▸ **Set problem**
Exactly reproduce each line of the listing that follows.

[Start Material for this task]

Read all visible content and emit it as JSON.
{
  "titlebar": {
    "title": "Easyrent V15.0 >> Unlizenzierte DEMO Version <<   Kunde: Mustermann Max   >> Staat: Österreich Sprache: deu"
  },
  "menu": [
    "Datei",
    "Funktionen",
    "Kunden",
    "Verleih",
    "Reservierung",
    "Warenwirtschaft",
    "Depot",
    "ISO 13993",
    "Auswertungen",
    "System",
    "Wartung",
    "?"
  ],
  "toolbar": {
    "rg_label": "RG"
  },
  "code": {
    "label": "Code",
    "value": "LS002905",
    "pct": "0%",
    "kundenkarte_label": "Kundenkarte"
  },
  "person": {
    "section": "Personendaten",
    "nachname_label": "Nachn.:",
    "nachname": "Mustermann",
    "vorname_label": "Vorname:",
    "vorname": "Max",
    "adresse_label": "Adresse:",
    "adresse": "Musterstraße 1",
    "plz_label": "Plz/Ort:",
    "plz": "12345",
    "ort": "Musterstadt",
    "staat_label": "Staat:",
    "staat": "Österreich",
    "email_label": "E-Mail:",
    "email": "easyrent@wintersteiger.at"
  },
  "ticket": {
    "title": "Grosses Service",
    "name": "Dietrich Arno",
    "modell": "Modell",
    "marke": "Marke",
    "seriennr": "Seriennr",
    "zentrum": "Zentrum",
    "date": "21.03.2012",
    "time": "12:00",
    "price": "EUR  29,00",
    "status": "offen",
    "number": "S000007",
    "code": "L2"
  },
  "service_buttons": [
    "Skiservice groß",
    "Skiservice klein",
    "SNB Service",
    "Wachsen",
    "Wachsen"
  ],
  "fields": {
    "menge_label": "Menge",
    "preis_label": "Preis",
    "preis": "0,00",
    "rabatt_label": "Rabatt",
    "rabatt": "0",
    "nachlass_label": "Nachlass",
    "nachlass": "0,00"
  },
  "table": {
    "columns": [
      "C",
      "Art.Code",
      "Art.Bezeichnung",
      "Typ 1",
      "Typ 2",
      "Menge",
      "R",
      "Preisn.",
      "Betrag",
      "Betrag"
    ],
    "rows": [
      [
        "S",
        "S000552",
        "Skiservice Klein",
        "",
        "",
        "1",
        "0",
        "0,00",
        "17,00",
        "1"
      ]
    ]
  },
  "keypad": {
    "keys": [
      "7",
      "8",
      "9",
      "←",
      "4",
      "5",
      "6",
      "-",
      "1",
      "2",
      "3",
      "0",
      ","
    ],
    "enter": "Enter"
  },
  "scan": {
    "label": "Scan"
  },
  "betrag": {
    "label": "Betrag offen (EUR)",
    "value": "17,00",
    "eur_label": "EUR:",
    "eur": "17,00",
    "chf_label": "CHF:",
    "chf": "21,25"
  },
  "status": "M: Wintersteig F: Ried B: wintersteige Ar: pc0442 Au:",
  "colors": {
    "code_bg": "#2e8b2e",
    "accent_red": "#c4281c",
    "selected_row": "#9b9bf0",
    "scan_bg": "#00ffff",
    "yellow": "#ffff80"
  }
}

[End Material for this task]

▸ **Solution to this task**
Read all visible content and emit it as JSON.
{
  "titlebar": {
    "title": "Easyrent V15.0 >> Unlizenzierte DEMO Version <<   Kunde: Mustermann Max   >> Staat: Österreich Sprache: deu"
  },
  "menu": [
    "Datei",
    "Funktionen",
    "Kunden",
    "Verleih",
    "Reservierung",
    "Warenwirtschaft",
    "Depot",
    "ISO 13993",
    "Auswertungen",
    "System",
    "Wartung",
    "?"
  ],
  "toolbar": {
    "rg_label": "RG"
  },
  "code": {
    "label": "Code",
    "value": "LS002905",
    "pct": "0%",
    "kundenkarte_label": "Kundenkarte"
  },
  "person": {
    "section": "Personendaten",
    "nachname_label": "Nachn.:",
    "nachname": "Mustermann",
    "vorname_label": "Vorname:",
    "vorname": "Max",
    "adresse_label": "Adresse:",
    "adresse": "Musterstraße 1",
    "plz_label": "Plz/Ort:",
    "plz": "12345",
    "ort": "Musterstadt",
    "staat_label": "Staat:",
    "staat": "Österreich",
    "email_label": "E-Mail:",
    "email": "easyrent@wintersteiger.at"
  },
  "ticket": {
    "title": "Grosses Service",
    "name": "Dietrich Arno",
    "modell": "Modell",
    "marke": "Marke",
    "seriennr": "Seriennr",
    "zentrum": "Zentrum",
    "date": "21.03.2012",
    "time": "12:00",
    "price": "EUR  29,00",
    "status": "offen",
    "number": "S000007",
    "code": "L2"
  },
  "service_buttons": [
    "Skiservice groß",
    "Skiservice klein",
    "SNB Service",
    "Wachsen",
    "Wachsen"
  ],
  "fields": {
    "menge_label": "Menge",
    "preis_label": "Preis",
    "preis": "0,00",
    "rabatt_label": "Rabatt",
    "rabatt": "0",
    "nachlass_label": "Nachlass",
    "nachlass": "0,00"
  },
  "table": {
    "columns": [
      "C",
      "Art.Code",
      "Art.Bezeichnung",
      "Typ 1",
      "Typ 2",
      "Menge",
      "R",
      "Preisn.",
      "Betrag",
      "Betrag"
    ],
    "rows": [
      [
        "S",
        "S000552",
        "Skiservice Klein",
        "",
        "",
        "1",
        "0",
        "0,00",
        "17,00",
        "1"
      ]
    ]
  },
  "keypad": {
    "keys": [
      "7",
      "8",
      "9",
      "←",
      "4",
      "5",
      "6",
      "-",
      "1",
      "2",
      "3",
      "0",
      ","
    ],
    "enter": "Enter"
  },
  "scan": {
    "label": "Scan"
  },
  "betrag": {
    "label": "Betrag offen (EUR)",
    "value": "17,00",
    "eur_label": "EUR:",
    "eur": "17,00",
    "chf_label": "CHF:",
    "chf": "21,25"
  },
  "status": "M: Wintersteig F: Ried B: wintersteige Ar: pc0442 Au:",
  "colors": {
    "code_bg": "#2e8b2e",
    "accent_red": "#c4281c",
    "selected_row": "#9b9bf0",
    "scan_bg": "#00ffff",
    "yellow": "#ffff80"
  }
}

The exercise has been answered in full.